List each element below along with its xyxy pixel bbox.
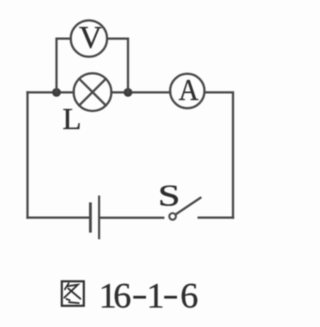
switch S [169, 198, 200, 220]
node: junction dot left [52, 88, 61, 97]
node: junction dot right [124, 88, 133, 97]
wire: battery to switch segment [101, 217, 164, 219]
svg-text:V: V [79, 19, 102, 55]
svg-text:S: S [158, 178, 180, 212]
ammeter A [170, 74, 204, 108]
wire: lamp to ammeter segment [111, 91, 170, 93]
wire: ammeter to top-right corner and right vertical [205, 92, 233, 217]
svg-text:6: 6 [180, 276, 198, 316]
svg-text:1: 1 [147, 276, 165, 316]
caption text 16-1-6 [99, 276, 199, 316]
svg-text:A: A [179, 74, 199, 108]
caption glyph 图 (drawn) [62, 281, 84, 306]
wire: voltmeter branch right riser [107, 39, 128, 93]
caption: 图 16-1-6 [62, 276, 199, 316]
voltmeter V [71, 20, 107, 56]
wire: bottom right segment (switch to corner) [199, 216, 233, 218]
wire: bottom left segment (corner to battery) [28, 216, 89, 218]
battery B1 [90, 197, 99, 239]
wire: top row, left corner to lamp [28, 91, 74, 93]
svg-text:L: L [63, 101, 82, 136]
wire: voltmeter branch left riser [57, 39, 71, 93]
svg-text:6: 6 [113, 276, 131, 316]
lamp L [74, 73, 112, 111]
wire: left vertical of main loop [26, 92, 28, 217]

==

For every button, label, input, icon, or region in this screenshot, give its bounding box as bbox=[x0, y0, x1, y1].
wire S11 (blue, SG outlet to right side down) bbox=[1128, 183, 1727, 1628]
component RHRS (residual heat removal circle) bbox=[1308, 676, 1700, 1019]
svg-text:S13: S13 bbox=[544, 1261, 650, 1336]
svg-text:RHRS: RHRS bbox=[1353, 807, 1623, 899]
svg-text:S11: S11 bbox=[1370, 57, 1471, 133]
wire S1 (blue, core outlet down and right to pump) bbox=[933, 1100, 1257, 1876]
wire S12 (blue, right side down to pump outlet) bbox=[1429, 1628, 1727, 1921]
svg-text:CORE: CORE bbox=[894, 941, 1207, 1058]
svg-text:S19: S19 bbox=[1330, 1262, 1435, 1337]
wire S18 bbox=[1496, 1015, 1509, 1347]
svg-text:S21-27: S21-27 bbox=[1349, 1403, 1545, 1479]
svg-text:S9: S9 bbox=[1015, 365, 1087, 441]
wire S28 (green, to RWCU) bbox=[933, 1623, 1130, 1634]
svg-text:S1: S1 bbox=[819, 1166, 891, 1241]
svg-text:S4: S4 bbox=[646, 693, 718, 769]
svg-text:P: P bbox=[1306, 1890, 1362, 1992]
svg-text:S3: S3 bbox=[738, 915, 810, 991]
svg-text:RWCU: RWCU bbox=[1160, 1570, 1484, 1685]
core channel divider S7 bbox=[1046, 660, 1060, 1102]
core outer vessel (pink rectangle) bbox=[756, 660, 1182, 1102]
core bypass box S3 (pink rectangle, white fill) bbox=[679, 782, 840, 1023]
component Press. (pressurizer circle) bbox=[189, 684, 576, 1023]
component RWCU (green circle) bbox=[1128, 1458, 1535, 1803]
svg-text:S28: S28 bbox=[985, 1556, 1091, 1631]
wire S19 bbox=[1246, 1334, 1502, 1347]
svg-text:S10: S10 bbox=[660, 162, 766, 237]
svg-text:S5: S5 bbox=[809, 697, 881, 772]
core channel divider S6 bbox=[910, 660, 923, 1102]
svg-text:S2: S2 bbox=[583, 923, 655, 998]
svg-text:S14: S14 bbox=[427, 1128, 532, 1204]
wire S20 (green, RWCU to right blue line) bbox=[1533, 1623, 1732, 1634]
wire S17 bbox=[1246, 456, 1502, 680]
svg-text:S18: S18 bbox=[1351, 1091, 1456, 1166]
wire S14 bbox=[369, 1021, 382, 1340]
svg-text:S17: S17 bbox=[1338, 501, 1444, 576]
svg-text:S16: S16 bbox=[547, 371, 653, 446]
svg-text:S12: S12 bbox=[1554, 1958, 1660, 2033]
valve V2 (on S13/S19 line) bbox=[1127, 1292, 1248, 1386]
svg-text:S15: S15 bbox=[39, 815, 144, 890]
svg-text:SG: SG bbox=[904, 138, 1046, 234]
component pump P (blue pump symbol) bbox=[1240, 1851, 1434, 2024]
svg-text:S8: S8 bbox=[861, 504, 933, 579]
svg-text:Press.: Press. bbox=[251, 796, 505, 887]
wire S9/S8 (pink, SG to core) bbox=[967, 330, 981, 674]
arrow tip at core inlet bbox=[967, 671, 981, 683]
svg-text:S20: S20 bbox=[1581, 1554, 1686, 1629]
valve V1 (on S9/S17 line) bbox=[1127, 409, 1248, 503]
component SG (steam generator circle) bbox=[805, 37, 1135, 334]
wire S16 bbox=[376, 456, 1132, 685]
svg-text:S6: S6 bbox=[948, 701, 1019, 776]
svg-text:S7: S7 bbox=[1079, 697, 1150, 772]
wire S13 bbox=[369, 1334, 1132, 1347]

...

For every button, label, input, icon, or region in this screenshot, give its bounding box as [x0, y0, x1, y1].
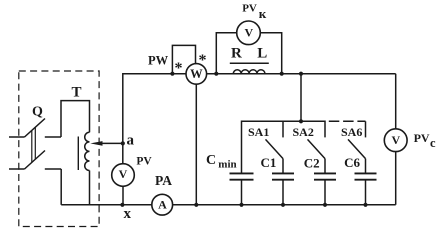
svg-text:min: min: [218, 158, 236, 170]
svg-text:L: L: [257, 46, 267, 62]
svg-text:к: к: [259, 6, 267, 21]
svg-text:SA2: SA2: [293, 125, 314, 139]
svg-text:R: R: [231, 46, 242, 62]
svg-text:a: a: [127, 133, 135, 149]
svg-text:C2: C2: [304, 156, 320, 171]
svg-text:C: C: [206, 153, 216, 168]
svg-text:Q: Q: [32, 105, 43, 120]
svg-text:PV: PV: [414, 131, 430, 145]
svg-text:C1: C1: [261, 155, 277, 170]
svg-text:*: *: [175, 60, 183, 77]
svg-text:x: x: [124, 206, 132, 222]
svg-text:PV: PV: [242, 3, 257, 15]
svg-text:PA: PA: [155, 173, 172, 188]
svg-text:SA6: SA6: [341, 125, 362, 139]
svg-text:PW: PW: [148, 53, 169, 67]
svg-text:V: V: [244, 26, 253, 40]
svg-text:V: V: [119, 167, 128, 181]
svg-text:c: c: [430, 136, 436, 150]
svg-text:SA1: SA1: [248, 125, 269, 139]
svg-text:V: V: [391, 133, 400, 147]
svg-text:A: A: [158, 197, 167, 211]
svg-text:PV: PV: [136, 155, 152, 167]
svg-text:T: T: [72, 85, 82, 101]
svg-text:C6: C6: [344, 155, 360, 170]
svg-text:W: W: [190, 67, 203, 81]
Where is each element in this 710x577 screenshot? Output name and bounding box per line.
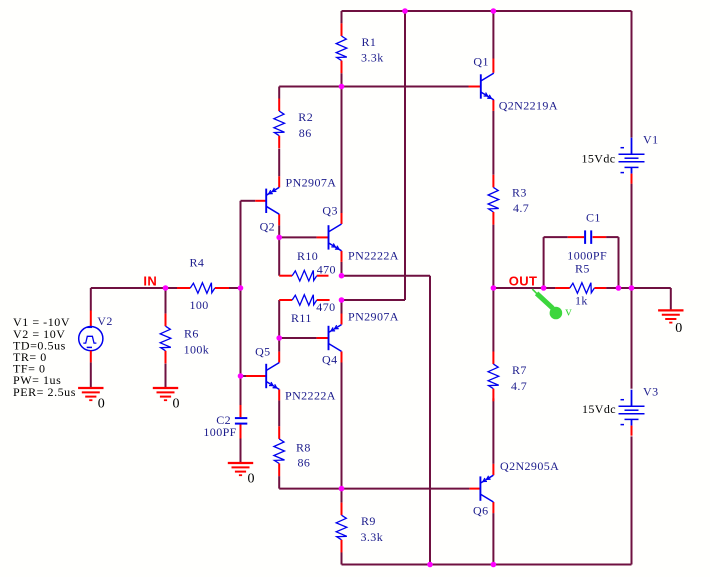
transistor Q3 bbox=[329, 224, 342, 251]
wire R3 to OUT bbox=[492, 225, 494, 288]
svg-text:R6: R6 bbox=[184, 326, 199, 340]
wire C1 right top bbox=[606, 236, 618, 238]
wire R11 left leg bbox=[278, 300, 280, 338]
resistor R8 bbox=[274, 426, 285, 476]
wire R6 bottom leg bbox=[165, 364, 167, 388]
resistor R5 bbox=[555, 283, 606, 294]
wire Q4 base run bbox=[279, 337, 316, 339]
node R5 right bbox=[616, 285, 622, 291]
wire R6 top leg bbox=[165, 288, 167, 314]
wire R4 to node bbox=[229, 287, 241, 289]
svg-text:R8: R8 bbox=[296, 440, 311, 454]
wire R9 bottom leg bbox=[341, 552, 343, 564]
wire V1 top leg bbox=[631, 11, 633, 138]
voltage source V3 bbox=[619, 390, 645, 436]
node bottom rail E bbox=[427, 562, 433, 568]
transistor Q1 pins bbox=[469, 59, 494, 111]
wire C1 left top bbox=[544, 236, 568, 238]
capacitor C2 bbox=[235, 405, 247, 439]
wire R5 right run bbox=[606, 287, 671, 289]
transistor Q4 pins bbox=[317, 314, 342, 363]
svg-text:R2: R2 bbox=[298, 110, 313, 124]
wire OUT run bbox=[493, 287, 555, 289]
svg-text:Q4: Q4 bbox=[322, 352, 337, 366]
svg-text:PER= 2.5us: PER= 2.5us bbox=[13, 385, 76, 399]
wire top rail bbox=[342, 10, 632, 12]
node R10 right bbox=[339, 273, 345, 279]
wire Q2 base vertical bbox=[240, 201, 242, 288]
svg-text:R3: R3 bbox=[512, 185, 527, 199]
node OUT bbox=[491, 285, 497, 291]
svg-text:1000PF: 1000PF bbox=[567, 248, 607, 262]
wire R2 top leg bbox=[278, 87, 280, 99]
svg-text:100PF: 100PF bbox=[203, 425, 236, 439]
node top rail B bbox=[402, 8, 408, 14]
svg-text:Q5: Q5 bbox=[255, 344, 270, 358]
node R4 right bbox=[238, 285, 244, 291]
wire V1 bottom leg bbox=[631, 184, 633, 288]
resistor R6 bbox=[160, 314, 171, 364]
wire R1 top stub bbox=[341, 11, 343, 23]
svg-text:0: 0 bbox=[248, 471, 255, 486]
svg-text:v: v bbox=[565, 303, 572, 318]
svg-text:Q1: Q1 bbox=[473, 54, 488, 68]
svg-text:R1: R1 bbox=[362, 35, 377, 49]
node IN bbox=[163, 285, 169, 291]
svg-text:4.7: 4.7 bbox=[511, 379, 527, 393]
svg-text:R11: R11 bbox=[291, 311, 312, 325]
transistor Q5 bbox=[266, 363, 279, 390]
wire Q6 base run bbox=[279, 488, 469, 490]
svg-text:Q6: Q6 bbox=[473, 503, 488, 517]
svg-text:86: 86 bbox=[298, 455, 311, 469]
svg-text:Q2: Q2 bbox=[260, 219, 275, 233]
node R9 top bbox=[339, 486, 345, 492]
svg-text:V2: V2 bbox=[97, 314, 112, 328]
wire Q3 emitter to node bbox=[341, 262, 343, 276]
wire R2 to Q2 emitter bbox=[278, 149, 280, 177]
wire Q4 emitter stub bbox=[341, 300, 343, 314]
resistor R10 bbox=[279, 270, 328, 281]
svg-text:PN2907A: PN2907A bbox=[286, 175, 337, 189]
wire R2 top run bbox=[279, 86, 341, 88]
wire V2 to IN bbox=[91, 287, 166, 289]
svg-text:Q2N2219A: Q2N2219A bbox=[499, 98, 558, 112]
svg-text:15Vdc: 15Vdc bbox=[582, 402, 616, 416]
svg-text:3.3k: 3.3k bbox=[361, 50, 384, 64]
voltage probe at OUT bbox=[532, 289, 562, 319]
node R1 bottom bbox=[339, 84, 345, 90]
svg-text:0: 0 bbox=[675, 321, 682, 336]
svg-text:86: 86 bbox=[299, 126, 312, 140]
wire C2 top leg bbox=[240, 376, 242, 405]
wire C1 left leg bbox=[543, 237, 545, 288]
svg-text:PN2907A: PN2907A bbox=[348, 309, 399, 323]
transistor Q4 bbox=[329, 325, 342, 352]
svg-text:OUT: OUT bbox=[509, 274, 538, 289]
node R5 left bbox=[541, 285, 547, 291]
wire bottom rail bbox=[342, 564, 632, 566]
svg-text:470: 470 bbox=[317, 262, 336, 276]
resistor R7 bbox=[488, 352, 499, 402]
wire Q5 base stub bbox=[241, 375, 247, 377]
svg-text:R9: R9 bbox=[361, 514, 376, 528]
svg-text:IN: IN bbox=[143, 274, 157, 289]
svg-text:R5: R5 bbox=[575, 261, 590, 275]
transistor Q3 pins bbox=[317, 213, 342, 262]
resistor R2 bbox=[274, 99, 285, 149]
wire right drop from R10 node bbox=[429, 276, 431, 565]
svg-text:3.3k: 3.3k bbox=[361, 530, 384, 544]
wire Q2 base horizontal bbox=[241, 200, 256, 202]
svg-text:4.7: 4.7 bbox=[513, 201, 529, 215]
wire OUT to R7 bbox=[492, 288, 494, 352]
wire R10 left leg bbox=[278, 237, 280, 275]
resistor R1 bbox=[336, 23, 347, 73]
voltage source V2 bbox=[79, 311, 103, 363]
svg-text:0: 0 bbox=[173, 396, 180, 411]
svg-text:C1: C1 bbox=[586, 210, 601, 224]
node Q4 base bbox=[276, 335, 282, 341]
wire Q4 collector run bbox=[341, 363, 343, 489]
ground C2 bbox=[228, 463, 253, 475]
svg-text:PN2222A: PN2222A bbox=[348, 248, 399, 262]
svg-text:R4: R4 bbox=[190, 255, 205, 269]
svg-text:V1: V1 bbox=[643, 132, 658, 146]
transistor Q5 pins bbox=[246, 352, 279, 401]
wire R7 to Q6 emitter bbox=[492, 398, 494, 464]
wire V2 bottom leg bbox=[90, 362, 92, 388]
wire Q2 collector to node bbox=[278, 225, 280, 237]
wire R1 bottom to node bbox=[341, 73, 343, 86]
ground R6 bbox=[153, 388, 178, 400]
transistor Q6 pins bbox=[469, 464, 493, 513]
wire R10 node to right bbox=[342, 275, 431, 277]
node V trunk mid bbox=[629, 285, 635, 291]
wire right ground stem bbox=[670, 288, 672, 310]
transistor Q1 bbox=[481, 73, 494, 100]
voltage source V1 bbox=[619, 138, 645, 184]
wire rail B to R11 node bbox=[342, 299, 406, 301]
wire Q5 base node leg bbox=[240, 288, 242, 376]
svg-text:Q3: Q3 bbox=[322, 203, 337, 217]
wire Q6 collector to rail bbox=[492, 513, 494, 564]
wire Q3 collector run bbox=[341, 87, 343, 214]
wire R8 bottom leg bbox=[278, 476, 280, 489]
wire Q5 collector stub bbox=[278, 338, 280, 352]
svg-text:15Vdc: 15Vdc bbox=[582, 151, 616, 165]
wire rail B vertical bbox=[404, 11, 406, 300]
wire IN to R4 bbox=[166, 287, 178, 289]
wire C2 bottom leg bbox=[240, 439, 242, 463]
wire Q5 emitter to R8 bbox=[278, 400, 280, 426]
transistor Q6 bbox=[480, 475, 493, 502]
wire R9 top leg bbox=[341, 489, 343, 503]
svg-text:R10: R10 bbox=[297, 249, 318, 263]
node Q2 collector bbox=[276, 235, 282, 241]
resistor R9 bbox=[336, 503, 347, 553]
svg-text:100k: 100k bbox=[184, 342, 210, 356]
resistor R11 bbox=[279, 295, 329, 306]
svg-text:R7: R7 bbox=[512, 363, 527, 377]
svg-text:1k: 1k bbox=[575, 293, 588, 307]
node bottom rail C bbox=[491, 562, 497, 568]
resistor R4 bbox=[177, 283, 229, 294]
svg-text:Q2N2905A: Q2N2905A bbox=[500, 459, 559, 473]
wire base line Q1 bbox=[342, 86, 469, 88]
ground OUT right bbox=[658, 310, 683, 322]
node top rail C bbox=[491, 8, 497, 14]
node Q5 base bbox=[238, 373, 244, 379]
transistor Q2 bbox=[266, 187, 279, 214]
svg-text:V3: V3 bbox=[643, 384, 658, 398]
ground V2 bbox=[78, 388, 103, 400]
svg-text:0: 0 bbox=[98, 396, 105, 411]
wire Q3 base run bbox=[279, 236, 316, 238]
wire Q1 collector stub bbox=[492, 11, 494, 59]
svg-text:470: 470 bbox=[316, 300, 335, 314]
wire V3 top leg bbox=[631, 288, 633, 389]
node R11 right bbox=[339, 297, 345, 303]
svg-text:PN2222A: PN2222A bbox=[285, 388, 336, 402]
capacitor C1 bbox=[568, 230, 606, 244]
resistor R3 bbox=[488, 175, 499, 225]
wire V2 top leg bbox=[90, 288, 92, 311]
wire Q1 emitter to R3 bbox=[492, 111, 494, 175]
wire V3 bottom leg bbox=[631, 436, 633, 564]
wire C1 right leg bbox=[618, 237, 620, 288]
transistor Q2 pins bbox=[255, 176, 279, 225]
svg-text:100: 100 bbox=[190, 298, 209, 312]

_Task to carry out:_ Turn the material above into a numbered list with no blank lines, starting with the line that contains "transistor Q3 bbox=[329, 224, 342, 251]" and going on through the line that contains "node R5 right bbox=[616, 285, 622, 291]".

_Final result:_
1. transistor Q3 bbox=[329, 224, 342, 251]
2. wire R3 to OUT bbox=[492, 225, 494, 288]
3. svg-text:R6: R6 bbox=[184, 326, 199, 340]
4. wire C1 right top bbox=[606, 236, 618, 238]
5. wire R11 left leg bbox=[278, 300, 280, 338]
6. resistor R8 bbox=[274, 426, 285, 476]
7. wire R6 bottom leg bbox=[165, 364, 167, 388]
8. resistor R5 bbox=[555, 283, 606, 294]
9. wire Q4 base run bbox=[279, 337, 316, 339]
10. node R5 right bbox=[616, 285, 622, 291]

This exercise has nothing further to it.